** begin Dataset records **
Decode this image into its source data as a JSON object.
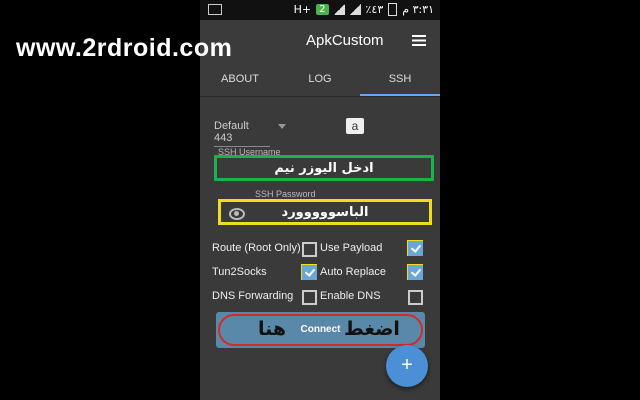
{
  "statusbar": {
    "network_label": "H+",
    "sim_badge": "2",
    "battery_text": "٪٤٣",
    "time": "٣:٣١ م"
  },
  "toolbar": {
    "title": "ApkCustom"
  },
  "tabs": [
    {
      "label": "ABOUT",
      "active": false
    },
    {
      "label": "LOG",
      "active": false
    },
    {
      "label": "SSH",
      "active": true
    }
  ],
  "ssh": {
    "port_value": "Default 443",
    "username_label": "SSH Username",
    "username_value": "ادخل اليوزر نيم",
    "password_label": "SSH Password",
    "password_value": "الباسووووورد",
    "options": [
      {
        "label": "Route (Root Only)",
        "checked": false
      },
      {
        "label": "Use Payload",
        "checked": true
      },
      {
        "label": "Tun2Socks",
        "checked": true
      },
      {
        "label": "Auto Replace",
        "checked": true
      },
      {
        "label": "DNS Forwarding",
        "checked": false
      },
      {
        "label": "Enable DNS",
        "checked": false
      }
    ],
    "connect_label": "Connect",
    "connect_annotation_1": "اضغط",
    "connect_annotation_2": "هنا",
    "fab_label": "+"
  },
  "watermark": "www.2rdroid.com",
  "colors": {
    "username_highlight": "#19b34a",
    "password_highlight": "#f2dd1a",
    "connect_highlight": "#d42a2a",
    "connect_button": "#5a88a8",
    "fab": "#4b8fd6"
  },
  "icons": [
    "image-icon",
    "signal-icon",
    "battery-icon",
    "menu-icon",
    "a-icon",
    "eye-icon",
    "plus-icon"
  ]
}
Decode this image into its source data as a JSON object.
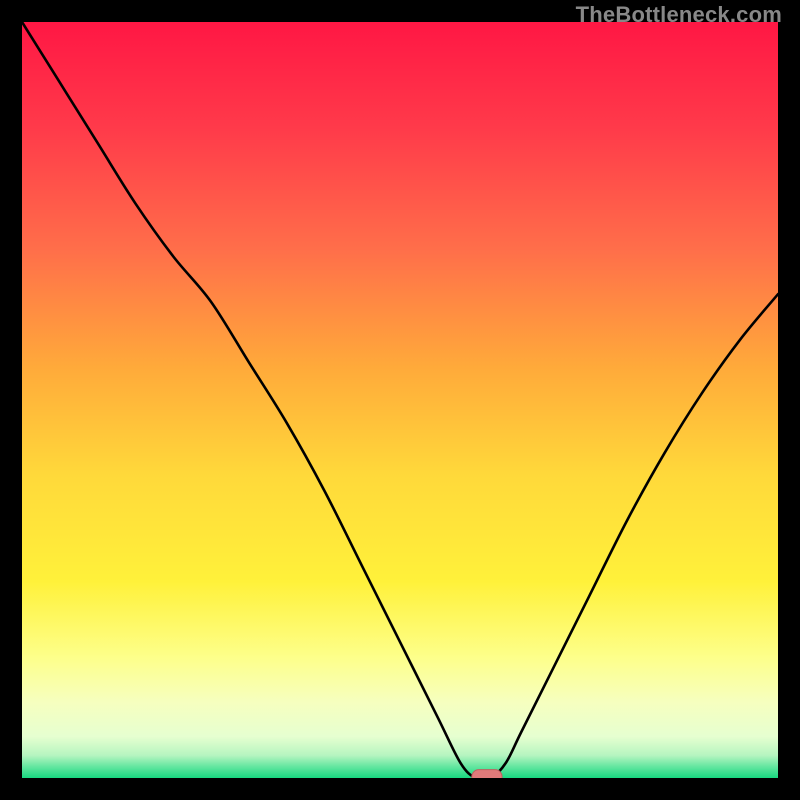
{
  "watermark": "TheBottleneck.com",
  "colors": {
    "black": "#000000",
    "curve": "#000000",
    "marker_fill": "#e07a7a",
    "marker_stroke": "#c06060"
  },
  "chart_data": {
    "type": "line",
    "title": "",
    "xlabel": "",
    "ylabel": "",
    "xlim": [
      0,
      100
    ],
    "ylim": [
      0,
      100
    ],
    "annotations": [],
    "background": {
      "type": "vertical-gradient",
      "stops": [
        {
          "pos": 0.0,
          "color": "#ff1744"
        },
        {
          "pos": 0.14,
          "color": "#ff3a4a"
        },
        {
          "pos": 0.3,
          "color": "#ff6e4a"
        },
        {
          "pos": 0.46,
          "color": "#ffab3a"
        },
        {
          "pos": 0.6,
          "color": "#ffd93a"
        },
        {
          "pos": 0.74,
          "color": "#fff13a"
        },
        {
          "pos": 0.84,
          "color": "#fdff8a"
        },
        {
          "pos": 0.9,
          "color": "#f6ffbf"
        },
        {
          "pos": 0.945,
          "color": "#e6ffd0"
        },
        {
          "pos": 0.97,
          "color": "#b6f5c0"
        },
        {
          "pos": 0.985,
          "color": "#63e6a0"
        },
        {
          "pos": 1.0,
          "color": "#18d880"
        }
      ]
    },
    "series": [
      {
        "name": "bottleneck-curve",
        "x": [
          0,
          5,
          10,
          15,
          20,
          25,
          30,
          35,
          40,
          45,
          50,
          55,
          58,
          60,
          62,
          64,
          66,
          70,
          75,
          80,
          85,
          90,
          95,
          100
        ],
        "y": [
          100,
          92,
          84,
          76,
          69,
          63,
          55,
          47,
          38,
          28,
          18,
          8,
          2,
          0,
          0,
          2,
          6,
          14,
          24,
          34,
          43,
          51,
          58,
          64
        ]
      }
    ],
    "marker": {
      "x": 61.5,
      "y": 0,
      "shape": "rounded-rect",
      "width": 4.0,
      "height": 2.2
    }
  }
}
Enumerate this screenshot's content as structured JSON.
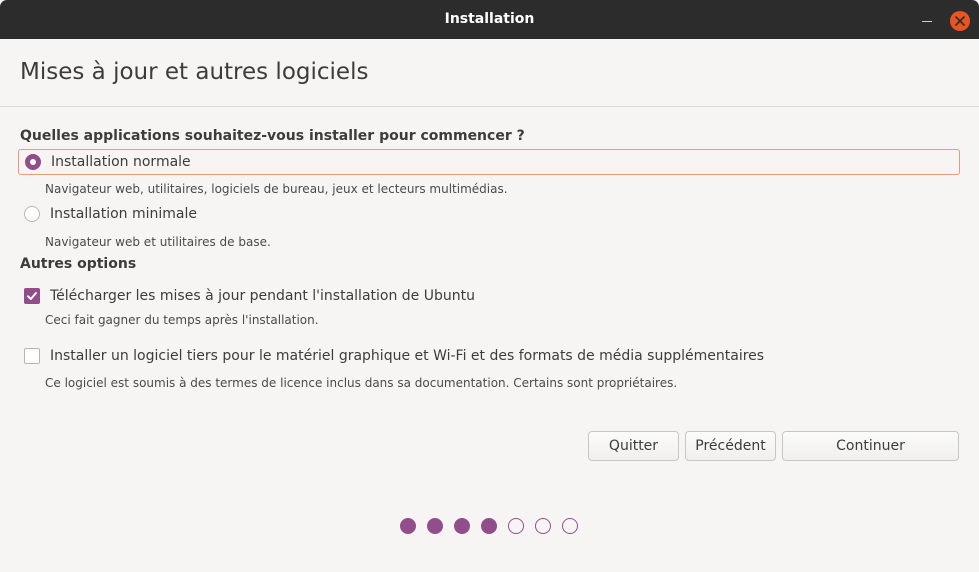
{
  "window": {
    "title": "Installation"
  },
  "page": {
    "heading": "Mises à jour et autres logiciels"
  },
  "apps_question": "Quelles applications souhaitez-vous installer pour commencer ?",
  "install_options": [
    {
      "label": "Installation normale",
      "description": "Navigateur web, utilitaires, logiciels de bureau, jeux et lecteurs multimédias.",
      "selected": true
    },
    {
      "label": "Installation minimale",
      "description": "Navigateur web et utilitaires de base.",
      "selected": false
    }
  ],
  "other_options": {
    "heading": "Autres options",
    "items": [
      {
        "label": "Télécharger les mises à jour pendant l'installation de Ubuntu",
        "description": "Ceci fait gagner du temps après l'installation.",
        "checked": true
      },
      {
        "label": "Installer un logiciel tiers pour le matériel graphique et Wi-Fi et des formats de média supplémentaires",
        "description": "Ce logiciel est soumis à des termes de licence inclus dans sa documentation. Certains sont propriétaires.",
        "checked": false
      }
    ]
  },
  "buttons": {
    "quit": "Quitter",
    "previous": "Précédent",
    "continue": "Continuer"
  },
  "progress": {
    "total_steps": 7,
    "completed_steps": 4
  },
  "colors": {
    "accent": "#924d8b",
    "close_button": "#e95420",
    "focus_border": "#e99b7b",
    "titlebar": "#2c2c2c"
  },
  "icons": [
    "close-icon",
    "minimize-icon",
    "checkmark-icon"
  ]
}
** end Dataset records **
- _Directions_: Determine the number of lines in the listing that contain the string "Navigateur". Write that number and nothing else.

- _Exercise answer_: 2